[Bounding box annotations]
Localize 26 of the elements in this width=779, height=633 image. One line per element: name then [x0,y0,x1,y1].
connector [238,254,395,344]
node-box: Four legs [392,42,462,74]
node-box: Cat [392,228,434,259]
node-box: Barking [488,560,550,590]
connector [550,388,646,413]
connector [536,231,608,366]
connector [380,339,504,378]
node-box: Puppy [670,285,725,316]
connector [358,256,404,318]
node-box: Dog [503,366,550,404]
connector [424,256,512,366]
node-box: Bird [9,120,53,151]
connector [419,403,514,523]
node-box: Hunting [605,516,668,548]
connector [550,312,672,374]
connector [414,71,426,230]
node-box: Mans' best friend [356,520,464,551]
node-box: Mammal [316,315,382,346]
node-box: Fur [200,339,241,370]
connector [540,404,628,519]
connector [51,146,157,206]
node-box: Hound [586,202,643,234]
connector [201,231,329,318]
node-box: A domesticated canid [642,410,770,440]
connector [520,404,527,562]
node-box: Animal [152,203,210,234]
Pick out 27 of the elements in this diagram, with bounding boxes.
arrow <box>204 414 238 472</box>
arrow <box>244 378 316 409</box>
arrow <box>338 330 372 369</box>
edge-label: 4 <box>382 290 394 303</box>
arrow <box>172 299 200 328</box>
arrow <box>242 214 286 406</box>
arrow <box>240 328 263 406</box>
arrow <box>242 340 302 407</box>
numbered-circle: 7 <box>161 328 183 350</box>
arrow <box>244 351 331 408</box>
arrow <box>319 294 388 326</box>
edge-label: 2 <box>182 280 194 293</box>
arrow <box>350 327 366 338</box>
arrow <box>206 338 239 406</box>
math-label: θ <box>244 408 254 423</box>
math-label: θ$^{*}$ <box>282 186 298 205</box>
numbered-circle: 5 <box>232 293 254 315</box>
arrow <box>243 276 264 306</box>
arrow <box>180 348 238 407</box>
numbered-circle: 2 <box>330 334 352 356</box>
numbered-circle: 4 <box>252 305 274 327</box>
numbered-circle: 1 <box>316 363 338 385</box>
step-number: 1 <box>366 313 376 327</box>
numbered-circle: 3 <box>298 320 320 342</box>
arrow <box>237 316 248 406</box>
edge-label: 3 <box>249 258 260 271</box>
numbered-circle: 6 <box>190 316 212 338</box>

▶ _SET PROBLEM_
Arrange the rows above as a numbered list, leaving out any blank lines.

▶ _CORRECT OUTPUT_
1. Localize 26 of the elements in this width=779, height=633 image. One line per element: name then [x0,y0,x1,y1].
2. connector [238,254,395,344]
3. node-box: Four legs [392,42,462,74]
4. node-box: Cat [392,228,434,259]
5. node-box: Barking [488,560,550,590]
6. connector [550,388,646,413]
7. connector [536,231,608,366]
8. connector [380,339,504,378]
9. node-box: Puppy [670,285,725,316]
10. connector [358,256,404,318]
11. node-box: Dog [503,366,550,404]
12. connector [424,256,512,366]
13. node-box: Bird [9,120,53,151]
14. connector [419,403,514,523]
15. node-box: Hunting [605,516,668,548]
16. connector [550,312,672,374]
17. connector [414,71,426,230]
18. node-box: Mans' best friend [356,520,464,551]
19. node-box: Mammal [316,315,382,346]
20. node-box: Fur [200,339,241,370]
21. connector [540,404,628,519]
22. connector [51,146,157,206]
23. node-box: Hound [586,202,643,234]
24. connector [201,231,329,318]
25. node-box: A domesticated canid [642,410,770,440]
26. connector [520,404,527,562]
27. node-box: Animal [152,203,210,234]
28. Pick out 27 of the elements in this diagram, with bounding boxes.
29. arrow <box>204 414 238 472</box>
30. arrow <box>244 378 316 409</box>
31. arrow <box>338 330 372 369</box>
32. edge-label: 4 <box>382 290 394 303</box>
33. arrow <box>172 299 200 328</box>
34. arrow <box>242 214 286 406</box>
35. arrow <box>240 328 263 406</box>
36. arrow <box>242 340 302 407</box>
37. numbered-circle: 7 <box>161 328 183 350</box>
38. arrow <box>244 351 331 408</box>
39. arrow <box>319 294 388 326</box>
40. edge-label: 2 <box>182 280 194 293</box>
41. arrow <box>350 327 366 338</box>
42. arrow <box>206 338 239 406</box>
43. math-label: θ <box>244 408 254 423</box>
44. math-label: θ$^{*}$ <box>282 186 298 205</box>
45. numbered-circle: 5 <box>232 293 254 315</box>
46. arrow <box>243 276 264 306</box>
47. arrow <box>180 348 238 407</box>
48. numbered-circle: 2 <box>330 334 352 356</box>
49. numbered-circle: 4 <box>252 305 274 327</box>
50. numbered-circle: 1 <box>316 363 338 385</box>
51. step-number: 1 <box>366 313 376 327</box>
52. numbered-circle: 3 <box>298 320 320 342</box>
53. arrow <box>237 316 248 406</box>
54. edge-label: 3 <box>249 258 260 271</box>
55. numbered-circle: 6 <box>190 316 212 338</box>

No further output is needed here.